EXERCISE DESCRIPTION: Lines that hold the word "bile" should be located and copied.

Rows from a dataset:
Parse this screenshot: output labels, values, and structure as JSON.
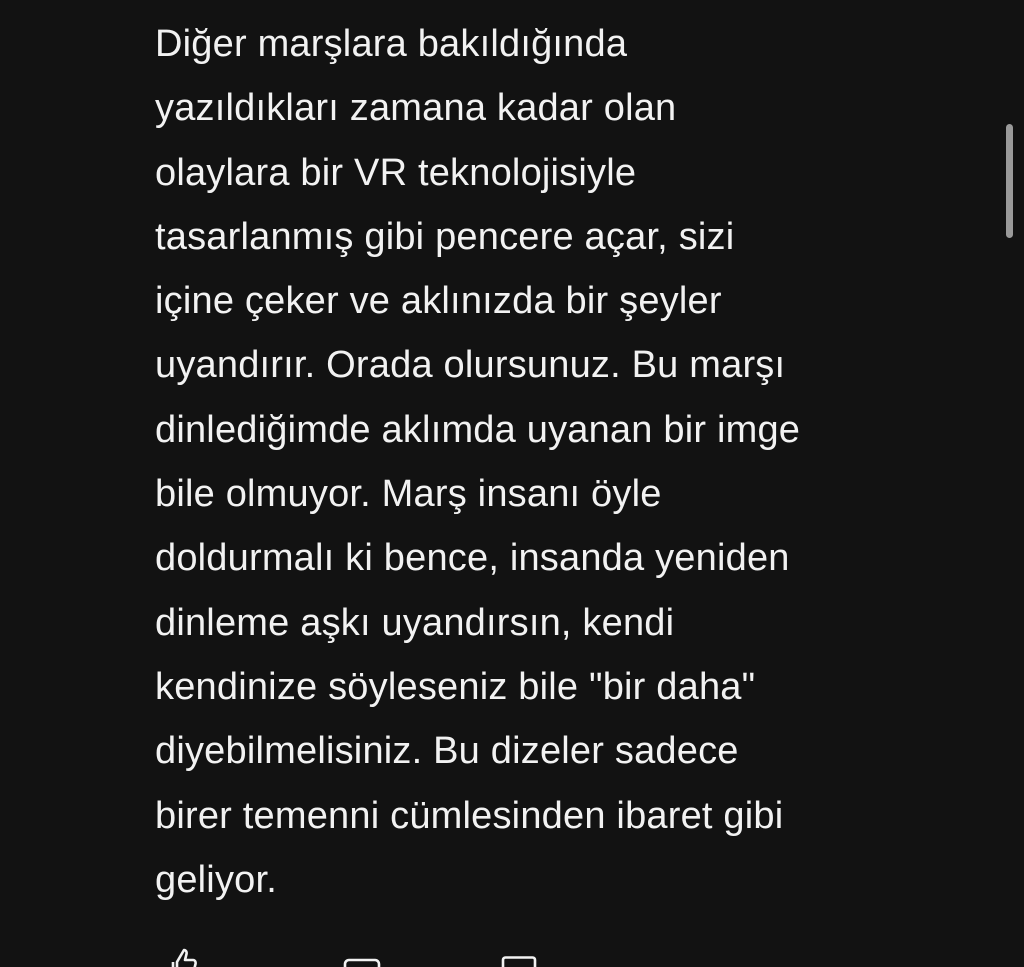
{
  "article": {
    "previous_line_fragment": "",
    "lines": [
      "Diğer marşlara bakıldığında",
      "yazıldıkları zamana kadar olan",
      "olaylara bir VR teknolojisiyle",
      "tasarlanmış gibi pencere açar, sizi",
      "içine çeker ve aklınızda bir şeyler",
      "uyandırır. Orada olursunuz. Bu marşı",
      "dinlediğimde aklımda uyanan bir imge",
      "bile olmuyor. Marş insanı öyle",
      "doldurmalı ki bence, insanda yeniden",
      "dinleme aşkı uyandırsın, kendi",
      "kendinize söyleseniz bile \"bir daha\"",
      "diyebilmelisiniz. Bu dizeler sadece",
      "birer temenni cümlesinden ibaret gibi",
      "geliyor."
    ]
  },
  "actions": {
    "like_icon": "thumbs-up-icon",
    "like_count": "",
    "comment_icon": "comment-icon",
    "bookmark_icon": "bookmark-icon"
  },
  "colors": {
    "background": "#121212",
    "text": "#f2f2f2",
    "scrollbar": "#9a9a9a"
  }
}
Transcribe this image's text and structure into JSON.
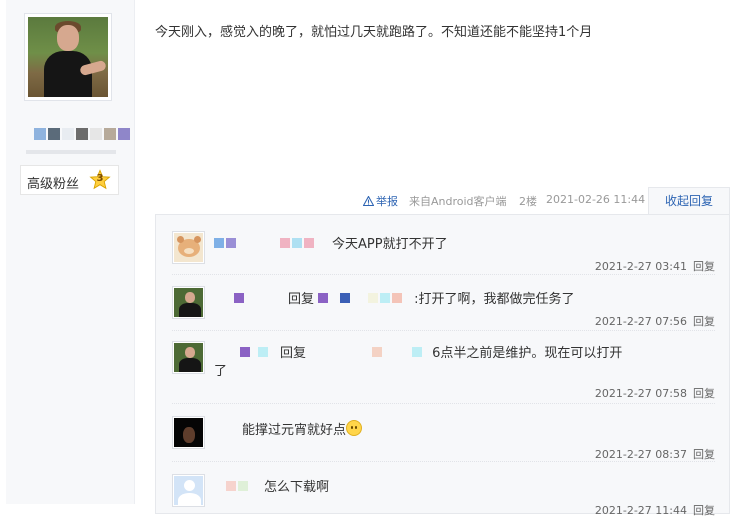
{
  "author": {
    "badge_label": "高级粉丝",
    "badge_level": "3"
  },
  "post": {
    "content": "今天刚入，感觉入的晚了，就怕过几天就跑路了。不知道还能不能坚持1个月",
    "report_label": "举报",
    "source": "来自Android客户端",
    "floor": "2楼",
    "time": "2021-02-26 11:44",
    "collapse_label": "收起回复"
  },
  "replies": [
    {
      "text": "今天APP就打不开了",
      "time": "2021-2-27 03:41",
      "reply_label": "回复"
    },
    {
      "prefix": "回复",
      "text": ":打开了啊，我都做完任务了",
      "time": "2021-2-27 07:56",
      "reply_label": "回复"
    },
    {
      "prefix": "回复",
      "text": "6点半之前是维护。现在可以打开",
      "text_line2": "了",
      "time": "2021-2-27 07:58",
      "reply_label": "回复"
    },
    {
      "text": "能撑过元宵就好点",
      "time": "2021-2-27 08:37",
      "reply_label": "回复"
    },
    {
      "text": "怎么下载啊",
      "time": "2021-2-27 11:44",
      "reply_label": "回复"
    }
  ],
  "colors": {
    "link": "#2d64b3",
    "panel_bg": "#f7f8fa"
  }
}
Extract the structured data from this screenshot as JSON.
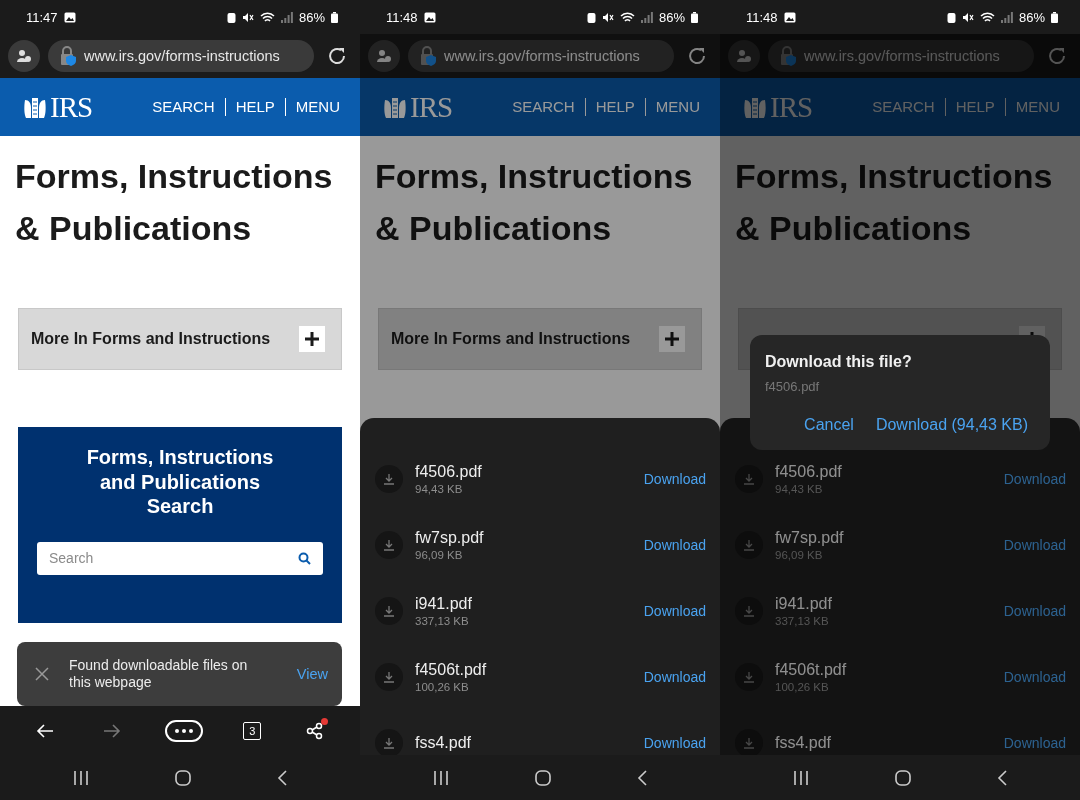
{
  "screens": [
    {
      "kind": "page",
      "time": "11:47",
      "battery": "86%",
      "url": "www.irs.gov/forms-instructions",
      "logo": "IRS",
      "nav": [
        "SEARCH",
        "HELP",
        "MENU"
      ],
      "heading": "Forms, Instructions & Publications",
      "accordion": {
        "label": "More In Forms and Instructions",
        "expanded": false
      },
      "search_card": {
        "title": "Forms, Instructions and Publications Search",
        "placeholder": "Search"
      },
      "toast": {
        "message": "Found downloadable files on this webpage",
        "action": "View"
      },
      "toolbar": {
        "tab_count": "3",
        "forward_disabled": true,
        "share_badge": true
      }
    },
    {
      "kind": "sheet",
      "time": "11:48",
      "battery": "86%",
      "url": "www.irs.gov/forms-instructions",
      "logo": "IRS",
      "nav": [
        "SEARCH",
        "HELP",
        "MENU"
      ],
      "heading": "Forms, Instructions & Publications",
      "accordion": {
        "label": "More In Forms and Instructions",
        "expanded": false
      },
      "sheet": {
        "files": [
          {
            "name": "f4506.pdf",
            "size": "94,43 KB",
            "action": "Download"
          },
          {
            "name": "fw7sp.pdf",
            "size": "96,09 KB",
            "action": "Download"
          },
          {
            "name": "i941.pdf",
            "size": "337,13 KB",
            "action": "Download"
          },
          {
            "name": "f4506t.pdf",
            "size": "100,26 KB",
            "action": "Download"
          },
          {
            "name": "fss4.pdf",
            "action": "Download"
          }
        ]
      }
    },
    {
      "kind": "dialog",
      "time": "11:48",
      "battery": "86%",
      "url": "www.irs.gov/forms-instructions",
      "logo": "IRS",
      "nav": [
        "SEARCH",
        "HELP",
        "MENU"
      ],
      "heading": "Forms, Instructions & Publications",
      "accordion": {
        "expanded": false
      },
      "sheet": {
        "files": [
          {
            "name": "f4506.pdf",
            "size": "94,43 KB",
            "action": "Download"
          },
          {
            "name": "fw7sp.pdf",
            "size": "96,09 KB",
            "action": "Download"
          },
          {
            "name": "i941.pdf",
            "size": "337,13 KB",
            "action": "Download"
          },
          {
            "name": "f4506t.pdf",
            "size": "100,26 KB",
            "action": "Download"
          },
          {
            "name": "fss4.pdf",
            "action": "Download"
          }
        ]
      },
      "dialog": {
        "title": "Download this file?",
        "file": "f4506.pdf",
        "cancel": "Cancel",
        "confirm": "Download (94,43 KB)"
      }
    }
  ]
}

RESULT:
      "bile olmuyor. Marş insanı öyle",
      "kendinize söyleseniz bile \"bir daha\"",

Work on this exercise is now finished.